◆ Exercise instructions: Retype all of the data exactly as given.

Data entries
- - - - -
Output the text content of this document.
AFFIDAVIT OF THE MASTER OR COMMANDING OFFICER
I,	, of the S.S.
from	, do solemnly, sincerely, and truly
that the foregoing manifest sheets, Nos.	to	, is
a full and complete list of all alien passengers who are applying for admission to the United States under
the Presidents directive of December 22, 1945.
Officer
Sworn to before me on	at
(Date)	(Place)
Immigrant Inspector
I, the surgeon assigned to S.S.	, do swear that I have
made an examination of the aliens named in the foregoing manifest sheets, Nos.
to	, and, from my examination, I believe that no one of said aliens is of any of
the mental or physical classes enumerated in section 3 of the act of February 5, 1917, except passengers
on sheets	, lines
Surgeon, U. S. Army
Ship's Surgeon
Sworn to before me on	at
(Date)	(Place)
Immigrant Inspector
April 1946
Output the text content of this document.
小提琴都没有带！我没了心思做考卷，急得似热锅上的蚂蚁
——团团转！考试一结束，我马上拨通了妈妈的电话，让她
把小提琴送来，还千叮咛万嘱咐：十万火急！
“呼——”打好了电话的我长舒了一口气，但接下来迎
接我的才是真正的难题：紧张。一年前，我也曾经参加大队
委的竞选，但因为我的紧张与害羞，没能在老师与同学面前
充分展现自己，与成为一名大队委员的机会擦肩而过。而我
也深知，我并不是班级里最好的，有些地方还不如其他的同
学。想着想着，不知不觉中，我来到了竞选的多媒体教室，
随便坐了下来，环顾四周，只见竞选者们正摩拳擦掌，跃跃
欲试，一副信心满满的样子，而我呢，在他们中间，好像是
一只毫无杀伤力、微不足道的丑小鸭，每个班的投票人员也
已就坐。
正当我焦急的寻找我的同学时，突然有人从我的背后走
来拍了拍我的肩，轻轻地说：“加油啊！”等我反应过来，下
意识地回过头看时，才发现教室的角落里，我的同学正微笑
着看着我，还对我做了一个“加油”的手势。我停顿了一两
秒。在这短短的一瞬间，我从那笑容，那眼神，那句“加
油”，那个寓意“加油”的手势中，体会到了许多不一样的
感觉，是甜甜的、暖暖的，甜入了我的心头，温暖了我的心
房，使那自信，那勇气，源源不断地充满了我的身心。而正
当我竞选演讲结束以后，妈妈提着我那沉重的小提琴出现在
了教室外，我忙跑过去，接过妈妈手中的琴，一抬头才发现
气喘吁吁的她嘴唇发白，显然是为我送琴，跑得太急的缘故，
- - - - -
◆ Written solution:
Output the text content of this document.
AFFIDAVIT OF THE MASTER OR COMMANDING OFFICER
I,	, of the S.S.
from	, do solemnly, sincerely, and truly
that the foregoing manifest sheets, Nos.	to	, is
a full and complete list of all alien passengers who are applying for admission to the United States under
the Presidents directive of December 22, 1945.
Officer
Sworn to before me on	at
(Date)	(Place)
Immigrant Inspector
I, the surgeon assigned to S.S.	, do swear that I have
made an examination of the aliens named in the foregoing manifest sheets, Nos.
to	, and, from my examination, I believe that no one of said aliens is of any of
the mental or physical classes enumerated in section 3 of the act of February 5, 1917, except passengers
on sheets	, lines
Surgeon, U. S. Army
Ship's Surgeon
Sworn to before me on	at
(Date)	(Place)
Immigrant Inspector
April 1946
Output the text content of this document.
小提琴都没有带！我没了心思做考卷，急得似热锅上的蚂蚁
——团团转！考试一结束，我马上拨通了妈妈的电话，让她
把小提琴送来，还千叮咛万嘱咐：十万火急！
“呼——”打好了电话的我长舒了一口气，但接下来迎
接我的才是真正的难题：紧张。一年前，我也曾经参加大队
委的竞选，但因为我的紧张与害羞，没能在老师与同学面前
充分展现自己，与成为一名大队委员的机会擦肩而过。而我
也深知，我并不是班级里最好的，有些地方还不如其他的同
学。想着想着，不知不觉中，我来到了竞选的多媒体教室，
随便坐了下来，环顾四周，只见竞选者们正摩拳擦掌，跃跃
欲试，一副信心满满的样子，而我呢，在他们中间，好像是
一只毫无杀伤力、微不足道的丑小鸭，每个班的投票人员也
已就坐。
正当我焦急的寻找我的同学时，突然有人从我的背后走
来拍了拍我的肩，轻轻地说：“加油啊！”等我反应过来，下
意识地回过头看时，才发现教室的角落里，我的同学正微笑
着看着我，还对我做了一个“加油”的手势。我停顿了一两
秒。在这短短的一瞬间，我从那笑容，那眼神，那句“加
油”，那个寓意“加油”的手势中，体会到了许多不一样的
感觉，是甜甜的、暖暖的，甜入了我的心头，温暖了我的心
房，使那自信，那勇气，源源不断地充满了我的身心。而正
当我竞选演讲结束以后，妈妈提着我那沉重的小提琴出现在
了教室外，我忙跑过去，接过妈妈手中的琴，一抬头才发现
气喘吁吁的她嘴唇发白，显然是为我送琴，跑得太急的缘故，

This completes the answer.